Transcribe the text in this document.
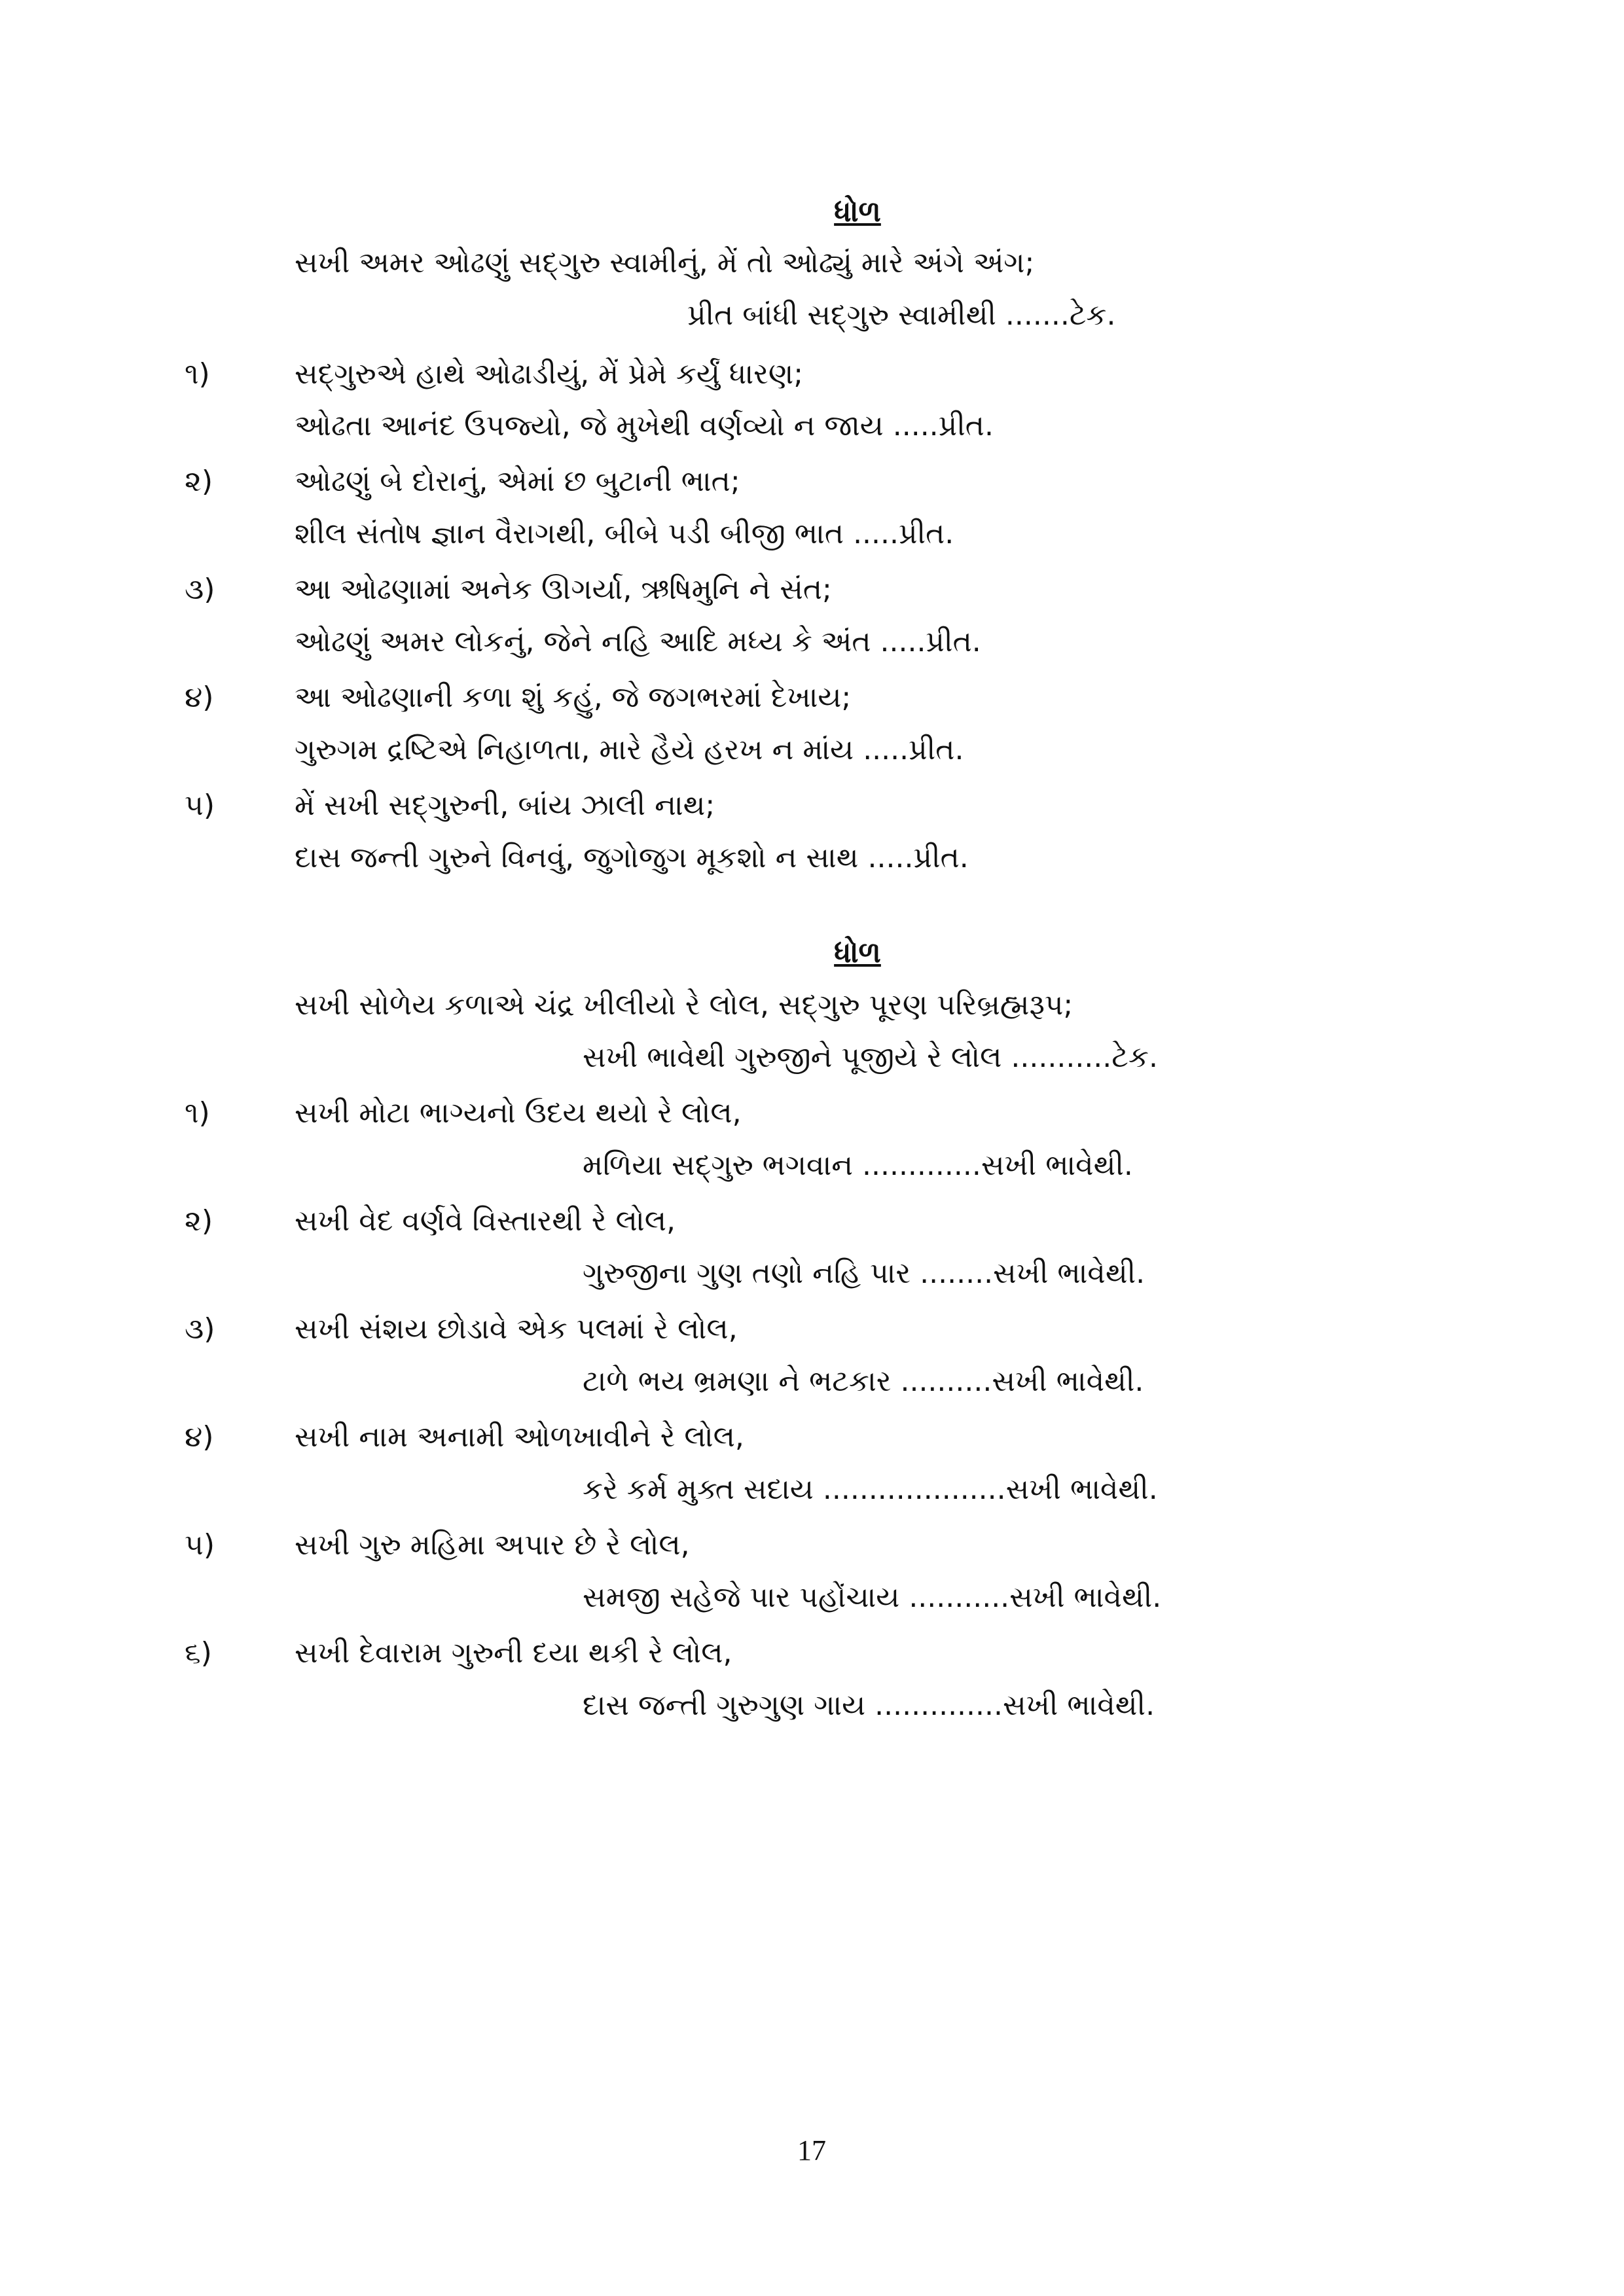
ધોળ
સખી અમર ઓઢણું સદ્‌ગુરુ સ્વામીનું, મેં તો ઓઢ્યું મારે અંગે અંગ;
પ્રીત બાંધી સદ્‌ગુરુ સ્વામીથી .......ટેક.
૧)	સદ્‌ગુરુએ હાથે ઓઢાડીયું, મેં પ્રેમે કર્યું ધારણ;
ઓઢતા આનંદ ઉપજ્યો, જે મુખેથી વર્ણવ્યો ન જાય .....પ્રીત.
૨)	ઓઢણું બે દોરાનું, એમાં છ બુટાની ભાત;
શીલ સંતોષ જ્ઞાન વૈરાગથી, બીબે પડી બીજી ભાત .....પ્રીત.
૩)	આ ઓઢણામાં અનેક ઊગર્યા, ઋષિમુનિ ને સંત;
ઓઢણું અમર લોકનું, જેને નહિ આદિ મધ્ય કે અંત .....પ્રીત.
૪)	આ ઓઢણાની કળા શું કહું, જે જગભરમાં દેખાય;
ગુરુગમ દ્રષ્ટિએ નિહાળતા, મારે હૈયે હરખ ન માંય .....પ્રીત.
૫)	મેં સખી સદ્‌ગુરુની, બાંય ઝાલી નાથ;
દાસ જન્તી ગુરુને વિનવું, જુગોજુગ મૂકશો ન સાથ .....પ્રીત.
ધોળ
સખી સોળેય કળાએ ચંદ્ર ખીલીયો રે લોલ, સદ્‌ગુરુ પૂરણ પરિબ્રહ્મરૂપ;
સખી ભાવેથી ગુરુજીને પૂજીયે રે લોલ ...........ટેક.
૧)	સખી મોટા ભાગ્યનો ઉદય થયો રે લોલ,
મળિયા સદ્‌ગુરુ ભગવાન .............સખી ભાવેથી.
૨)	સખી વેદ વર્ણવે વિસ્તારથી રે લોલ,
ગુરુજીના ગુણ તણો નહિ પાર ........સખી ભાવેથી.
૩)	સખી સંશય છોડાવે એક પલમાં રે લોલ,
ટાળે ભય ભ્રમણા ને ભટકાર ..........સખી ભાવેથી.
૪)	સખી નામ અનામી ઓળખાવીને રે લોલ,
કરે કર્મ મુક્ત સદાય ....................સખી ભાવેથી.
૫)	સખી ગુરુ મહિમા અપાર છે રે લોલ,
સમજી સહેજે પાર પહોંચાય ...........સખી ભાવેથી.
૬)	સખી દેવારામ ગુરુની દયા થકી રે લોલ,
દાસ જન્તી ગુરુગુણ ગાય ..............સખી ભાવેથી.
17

---

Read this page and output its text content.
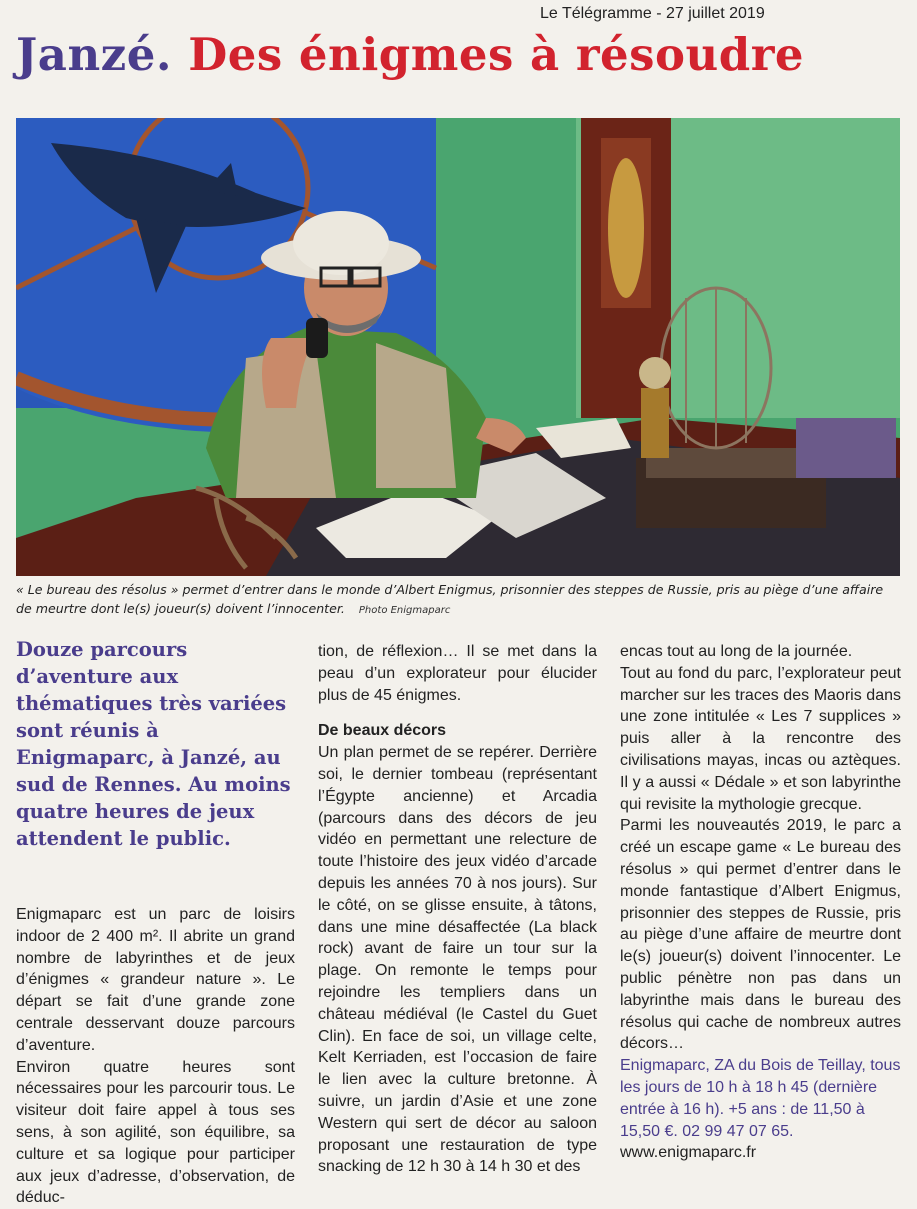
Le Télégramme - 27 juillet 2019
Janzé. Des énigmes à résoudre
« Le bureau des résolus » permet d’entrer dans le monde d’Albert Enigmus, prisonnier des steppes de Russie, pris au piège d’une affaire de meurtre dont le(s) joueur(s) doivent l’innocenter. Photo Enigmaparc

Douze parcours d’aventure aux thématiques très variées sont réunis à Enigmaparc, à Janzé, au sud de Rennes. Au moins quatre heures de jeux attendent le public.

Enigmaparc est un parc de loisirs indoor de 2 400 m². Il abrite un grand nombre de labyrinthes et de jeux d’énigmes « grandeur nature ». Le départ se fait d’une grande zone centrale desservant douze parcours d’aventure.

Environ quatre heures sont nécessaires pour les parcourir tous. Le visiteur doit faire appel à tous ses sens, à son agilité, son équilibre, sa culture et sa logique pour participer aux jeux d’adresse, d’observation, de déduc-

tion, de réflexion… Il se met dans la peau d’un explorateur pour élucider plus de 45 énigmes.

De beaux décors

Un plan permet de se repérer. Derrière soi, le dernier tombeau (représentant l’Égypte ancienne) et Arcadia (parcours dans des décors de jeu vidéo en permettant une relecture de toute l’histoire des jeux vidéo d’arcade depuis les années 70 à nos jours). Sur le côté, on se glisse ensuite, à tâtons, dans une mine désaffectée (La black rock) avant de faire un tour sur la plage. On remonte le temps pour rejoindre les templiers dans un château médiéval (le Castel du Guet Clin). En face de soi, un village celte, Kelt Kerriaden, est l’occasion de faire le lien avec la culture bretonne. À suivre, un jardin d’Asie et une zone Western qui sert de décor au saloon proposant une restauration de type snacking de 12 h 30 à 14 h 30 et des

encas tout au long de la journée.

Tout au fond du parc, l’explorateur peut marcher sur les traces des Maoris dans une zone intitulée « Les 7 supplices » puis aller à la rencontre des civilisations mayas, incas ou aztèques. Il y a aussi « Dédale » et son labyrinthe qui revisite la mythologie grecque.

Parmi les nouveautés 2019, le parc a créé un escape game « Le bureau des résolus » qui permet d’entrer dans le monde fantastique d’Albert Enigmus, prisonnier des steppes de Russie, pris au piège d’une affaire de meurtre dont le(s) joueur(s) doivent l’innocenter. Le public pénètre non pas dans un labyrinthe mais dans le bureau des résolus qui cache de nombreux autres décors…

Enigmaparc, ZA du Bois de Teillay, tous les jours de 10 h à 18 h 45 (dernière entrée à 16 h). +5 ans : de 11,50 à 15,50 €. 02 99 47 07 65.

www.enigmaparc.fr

==

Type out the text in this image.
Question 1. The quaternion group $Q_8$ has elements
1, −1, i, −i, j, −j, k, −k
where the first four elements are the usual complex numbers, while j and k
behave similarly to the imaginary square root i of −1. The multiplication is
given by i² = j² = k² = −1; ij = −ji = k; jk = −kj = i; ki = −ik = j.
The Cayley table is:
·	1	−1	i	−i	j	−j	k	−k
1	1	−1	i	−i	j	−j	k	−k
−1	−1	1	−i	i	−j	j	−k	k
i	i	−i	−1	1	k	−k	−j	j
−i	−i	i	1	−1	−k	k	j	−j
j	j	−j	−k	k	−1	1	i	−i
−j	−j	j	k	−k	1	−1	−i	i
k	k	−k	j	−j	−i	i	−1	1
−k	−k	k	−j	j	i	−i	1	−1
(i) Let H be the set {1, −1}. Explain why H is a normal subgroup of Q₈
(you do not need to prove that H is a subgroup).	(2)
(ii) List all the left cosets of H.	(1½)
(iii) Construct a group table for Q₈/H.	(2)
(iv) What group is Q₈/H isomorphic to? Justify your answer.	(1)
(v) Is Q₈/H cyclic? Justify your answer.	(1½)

THE TASK:
In the lines above, locate the string "subgroup". Copy every line where it occurs.

ANSWER TO THE PROBLEM:
(i) Let H be the set {1, −1}. Explain why H is a normal subgroup of Q₈
(you do not need to prove that H is a subgroup).	(2)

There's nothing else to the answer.